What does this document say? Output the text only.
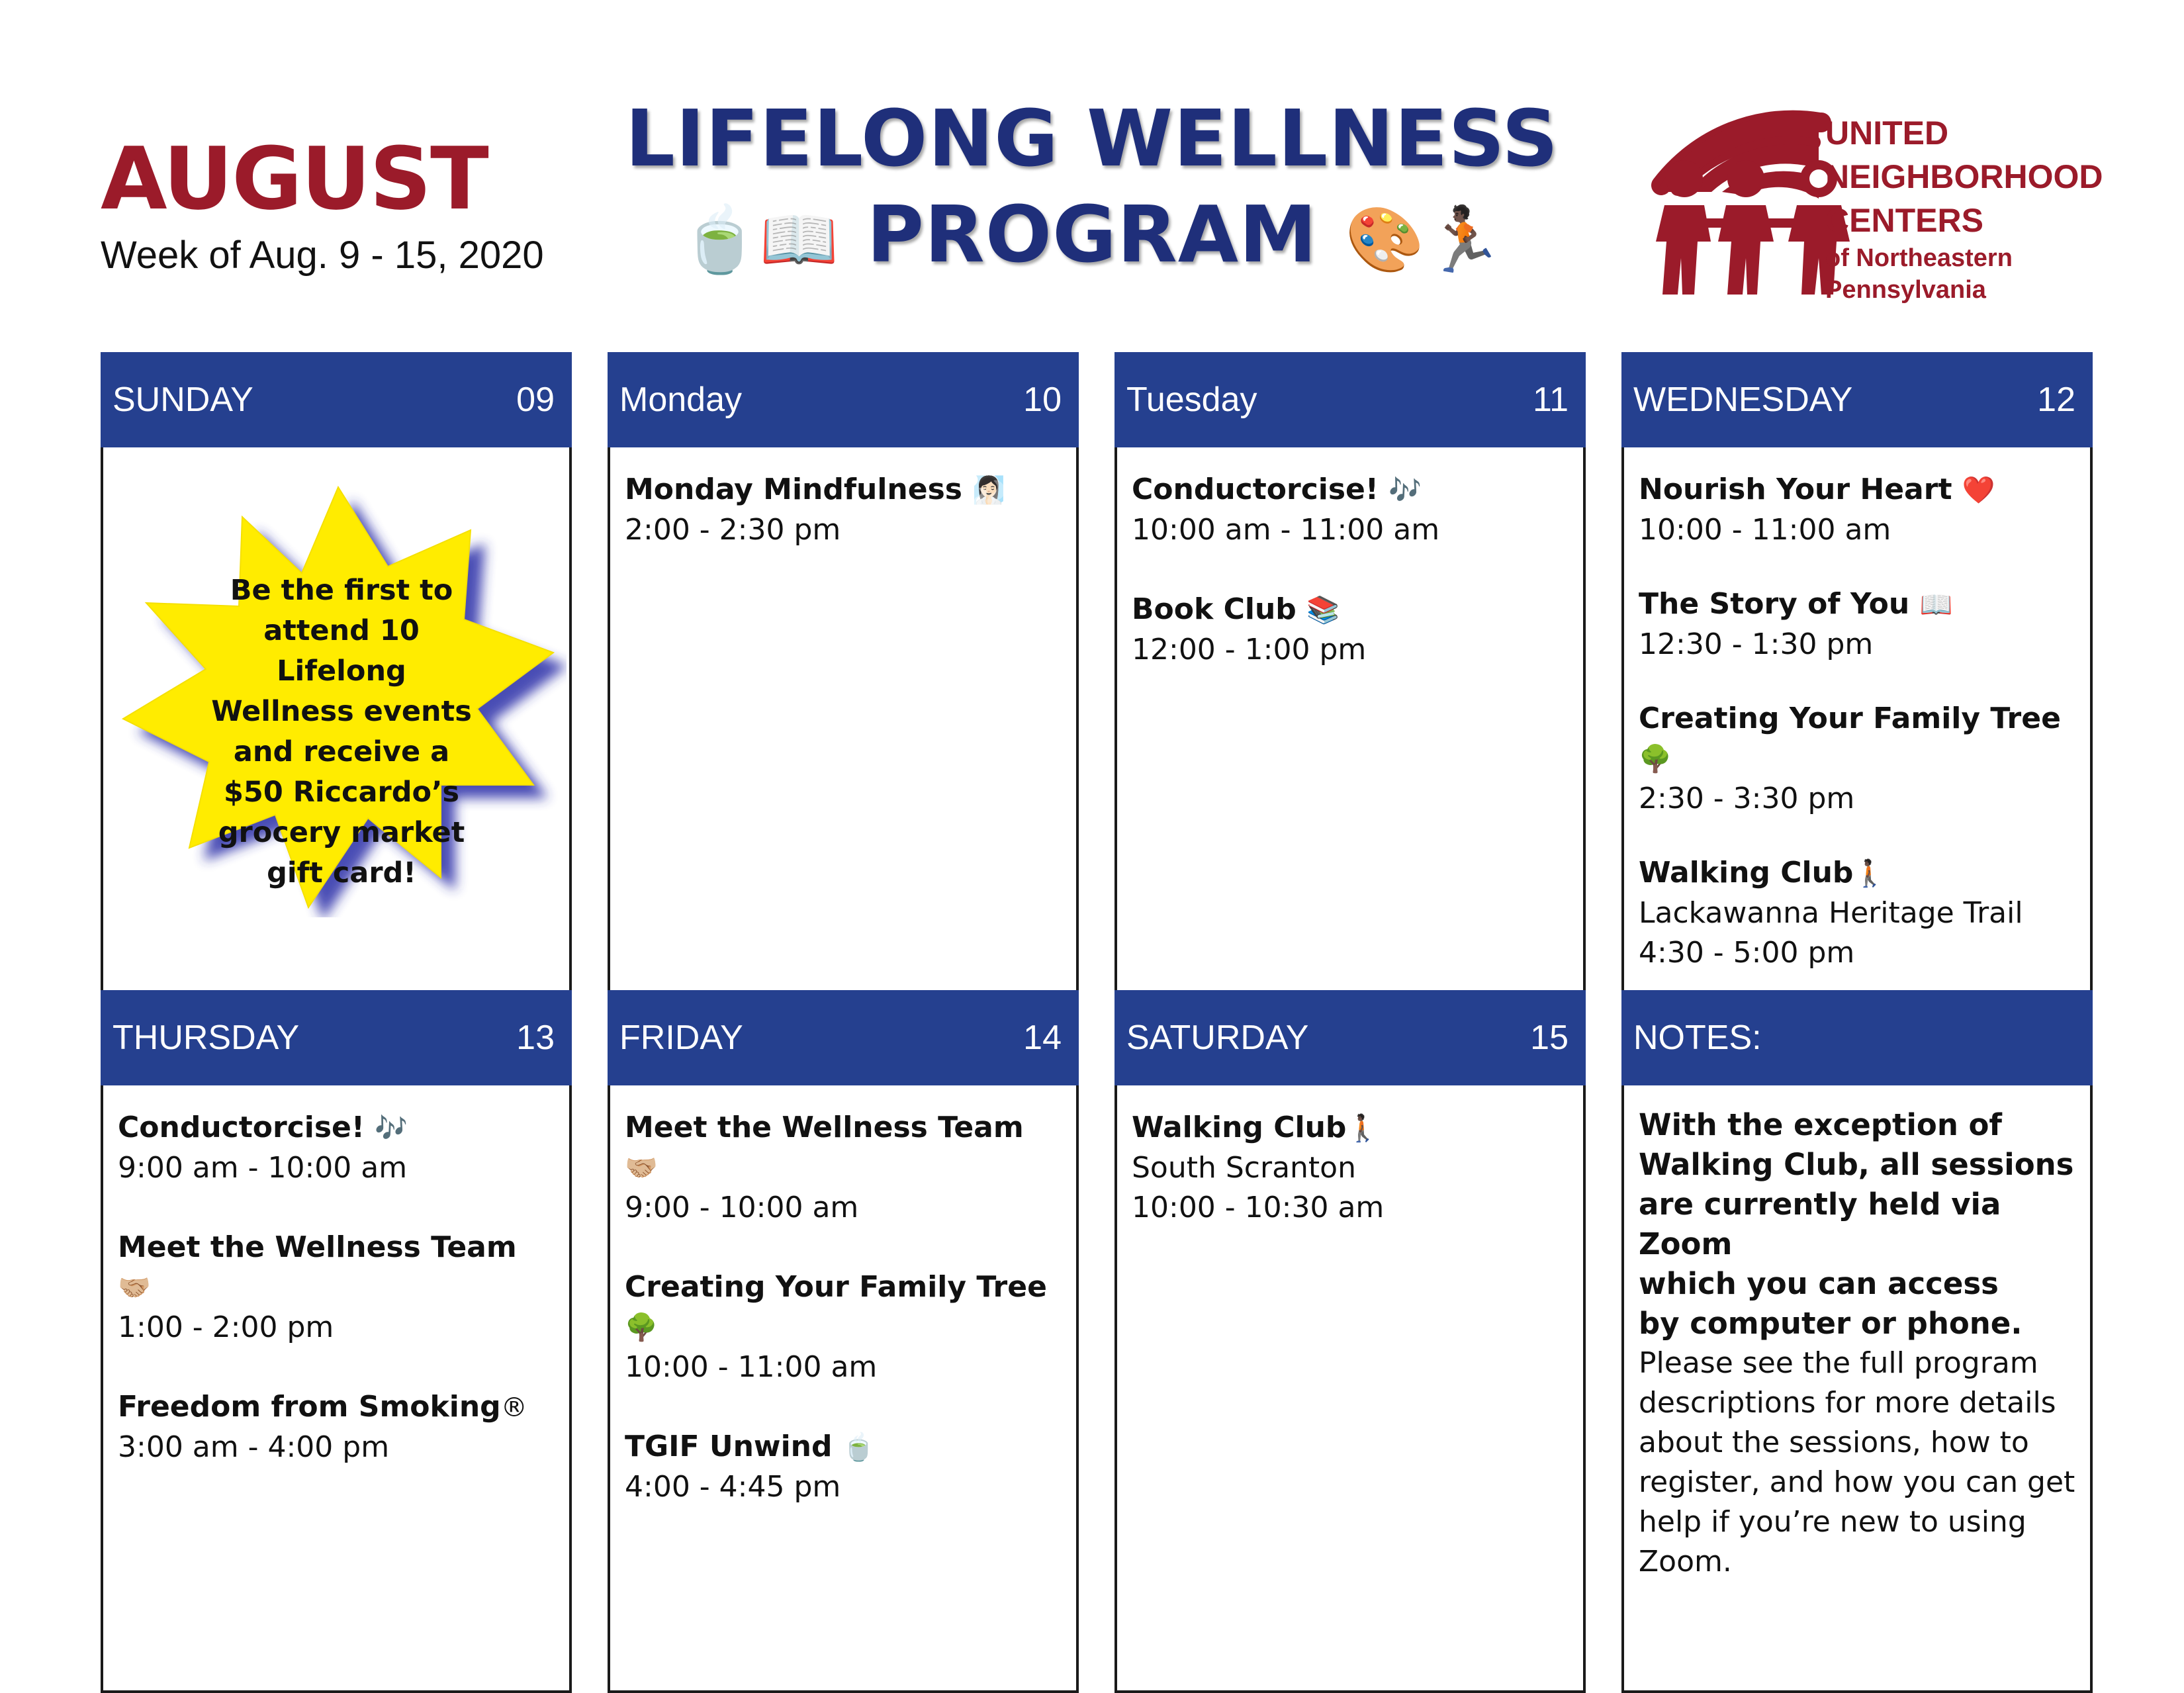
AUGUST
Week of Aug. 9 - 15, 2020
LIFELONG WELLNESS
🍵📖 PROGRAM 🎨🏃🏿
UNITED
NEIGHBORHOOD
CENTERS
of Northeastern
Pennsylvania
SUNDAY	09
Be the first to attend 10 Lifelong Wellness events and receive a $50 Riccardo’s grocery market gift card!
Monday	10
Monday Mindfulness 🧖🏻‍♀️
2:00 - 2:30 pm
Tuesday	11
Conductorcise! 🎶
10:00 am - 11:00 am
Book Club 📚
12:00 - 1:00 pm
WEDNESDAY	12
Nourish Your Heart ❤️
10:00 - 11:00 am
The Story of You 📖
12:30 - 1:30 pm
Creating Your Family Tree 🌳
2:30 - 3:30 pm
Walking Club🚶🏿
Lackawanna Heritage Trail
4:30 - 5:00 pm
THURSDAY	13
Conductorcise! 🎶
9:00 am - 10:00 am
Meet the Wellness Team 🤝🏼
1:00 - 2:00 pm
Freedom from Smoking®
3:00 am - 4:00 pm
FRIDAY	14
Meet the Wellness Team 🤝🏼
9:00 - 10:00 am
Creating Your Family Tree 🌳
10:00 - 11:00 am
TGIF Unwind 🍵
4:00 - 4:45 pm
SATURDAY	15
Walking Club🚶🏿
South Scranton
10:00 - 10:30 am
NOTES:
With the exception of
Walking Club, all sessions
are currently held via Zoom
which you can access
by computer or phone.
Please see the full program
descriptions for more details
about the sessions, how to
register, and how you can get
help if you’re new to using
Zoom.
● ● ●
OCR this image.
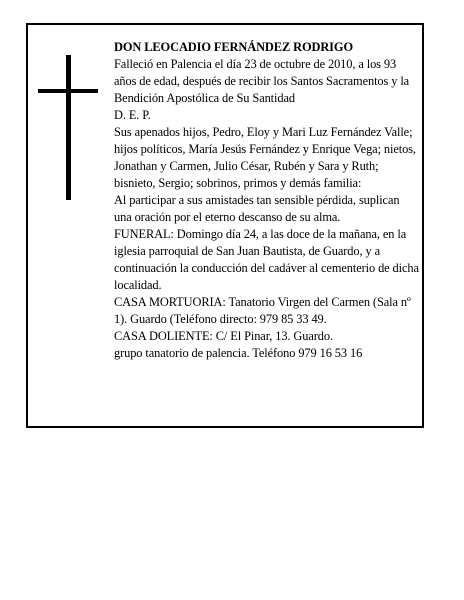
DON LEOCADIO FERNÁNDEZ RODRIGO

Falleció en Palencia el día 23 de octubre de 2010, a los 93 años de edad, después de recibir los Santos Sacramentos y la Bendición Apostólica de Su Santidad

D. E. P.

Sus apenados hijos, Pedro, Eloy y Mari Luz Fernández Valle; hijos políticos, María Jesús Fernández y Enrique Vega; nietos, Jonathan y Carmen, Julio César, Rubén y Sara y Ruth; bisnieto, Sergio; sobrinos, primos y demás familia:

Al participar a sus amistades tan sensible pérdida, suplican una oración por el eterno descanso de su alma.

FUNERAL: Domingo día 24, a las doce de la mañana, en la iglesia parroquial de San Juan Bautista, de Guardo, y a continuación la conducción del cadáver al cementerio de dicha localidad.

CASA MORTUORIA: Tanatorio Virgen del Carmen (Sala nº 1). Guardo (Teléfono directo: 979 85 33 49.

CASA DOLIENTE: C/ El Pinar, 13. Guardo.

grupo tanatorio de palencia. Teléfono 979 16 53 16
● ● ●
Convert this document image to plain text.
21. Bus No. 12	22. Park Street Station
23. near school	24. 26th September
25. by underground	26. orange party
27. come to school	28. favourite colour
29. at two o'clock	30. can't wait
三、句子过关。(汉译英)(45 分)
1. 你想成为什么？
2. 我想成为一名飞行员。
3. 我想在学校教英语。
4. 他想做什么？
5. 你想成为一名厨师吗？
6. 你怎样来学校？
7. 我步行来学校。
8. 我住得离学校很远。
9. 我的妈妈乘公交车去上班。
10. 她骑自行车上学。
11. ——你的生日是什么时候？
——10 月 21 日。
● ● ●
* Objective
Only the number is wanted: how many lines of these entries contain the string "Carmen"?

* Solution for this exercise
2